*Problem*:
Check each line of the listing for the word "What" and report how many lines contain it, giving nothing but the number.
▬▬▬▬▬▬
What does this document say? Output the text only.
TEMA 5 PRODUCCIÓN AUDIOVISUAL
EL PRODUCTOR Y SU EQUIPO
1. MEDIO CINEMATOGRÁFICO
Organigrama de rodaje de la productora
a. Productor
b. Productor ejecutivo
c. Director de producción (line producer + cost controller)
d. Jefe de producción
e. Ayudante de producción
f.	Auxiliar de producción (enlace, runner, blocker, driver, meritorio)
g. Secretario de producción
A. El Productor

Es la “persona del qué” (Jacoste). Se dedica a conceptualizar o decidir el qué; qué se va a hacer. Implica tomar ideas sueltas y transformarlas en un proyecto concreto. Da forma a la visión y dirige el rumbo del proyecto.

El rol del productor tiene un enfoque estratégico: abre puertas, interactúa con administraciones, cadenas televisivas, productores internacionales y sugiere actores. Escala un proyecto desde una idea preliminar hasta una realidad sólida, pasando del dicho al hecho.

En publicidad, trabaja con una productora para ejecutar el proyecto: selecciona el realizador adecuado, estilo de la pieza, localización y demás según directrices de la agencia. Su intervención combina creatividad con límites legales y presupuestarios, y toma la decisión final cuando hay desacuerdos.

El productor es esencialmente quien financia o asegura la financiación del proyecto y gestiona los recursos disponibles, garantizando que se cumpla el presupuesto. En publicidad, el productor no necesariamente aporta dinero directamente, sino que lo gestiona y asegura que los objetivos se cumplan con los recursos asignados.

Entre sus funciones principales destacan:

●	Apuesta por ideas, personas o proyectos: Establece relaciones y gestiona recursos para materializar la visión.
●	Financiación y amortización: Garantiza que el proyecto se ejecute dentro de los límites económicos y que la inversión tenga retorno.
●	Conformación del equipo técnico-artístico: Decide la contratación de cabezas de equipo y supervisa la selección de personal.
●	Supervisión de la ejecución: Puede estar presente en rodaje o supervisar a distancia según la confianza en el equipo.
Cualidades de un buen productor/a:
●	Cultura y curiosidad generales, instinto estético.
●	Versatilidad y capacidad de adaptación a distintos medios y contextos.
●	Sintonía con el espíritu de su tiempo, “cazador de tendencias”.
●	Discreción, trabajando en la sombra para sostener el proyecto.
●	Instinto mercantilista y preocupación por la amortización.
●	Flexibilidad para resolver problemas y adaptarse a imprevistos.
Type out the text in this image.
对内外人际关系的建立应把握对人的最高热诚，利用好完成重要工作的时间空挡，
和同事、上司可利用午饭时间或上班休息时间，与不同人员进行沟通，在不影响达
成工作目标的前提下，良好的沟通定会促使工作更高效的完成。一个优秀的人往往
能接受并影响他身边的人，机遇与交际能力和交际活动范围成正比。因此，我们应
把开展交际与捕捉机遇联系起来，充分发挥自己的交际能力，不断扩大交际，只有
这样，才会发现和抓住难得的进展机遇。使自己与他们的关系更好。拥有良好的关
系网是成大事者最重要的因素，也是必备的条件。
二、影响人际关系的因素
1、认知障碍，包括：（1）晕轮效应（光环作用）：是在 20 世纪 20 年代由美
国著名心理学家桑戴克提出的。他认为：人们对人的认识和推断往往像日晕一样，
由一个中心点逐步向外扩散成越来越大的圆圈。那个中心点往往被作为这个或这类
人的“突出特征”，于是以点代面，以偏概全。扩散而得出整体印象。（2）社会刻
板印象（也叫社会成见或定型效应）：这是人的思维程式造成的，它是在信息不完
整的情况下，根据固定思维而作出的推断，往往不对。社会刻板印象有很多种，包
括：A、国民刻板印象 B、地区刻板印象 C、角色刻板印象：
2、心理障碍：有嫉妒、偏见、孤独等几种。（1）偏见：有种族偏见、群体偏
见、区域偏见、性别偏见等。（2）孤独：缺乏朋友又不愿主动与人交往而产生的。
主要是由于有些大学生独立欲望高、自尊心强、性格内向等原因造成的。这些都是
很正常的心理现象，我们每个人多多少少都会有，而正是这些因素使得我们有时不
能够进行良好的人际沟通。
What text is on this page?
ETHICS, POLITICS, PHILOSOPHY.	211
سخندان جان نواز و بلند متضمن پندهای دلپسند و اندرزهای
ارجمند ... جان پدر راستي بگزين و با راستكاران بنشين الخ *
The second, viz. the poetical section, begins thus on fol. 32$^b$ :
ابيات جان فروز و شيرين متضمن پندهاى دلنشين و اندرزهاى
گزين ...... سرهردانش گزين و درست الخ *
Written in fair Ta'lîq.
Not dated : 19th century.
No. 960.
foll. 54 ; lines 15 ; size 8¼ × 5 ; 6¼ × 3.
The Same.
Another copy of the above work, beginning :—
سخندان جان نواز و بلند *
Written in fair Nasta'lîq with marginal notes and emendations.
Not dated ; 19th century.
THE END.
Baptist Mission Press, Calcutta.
▬▬▬▬▬▬
*Exercise answer*:
2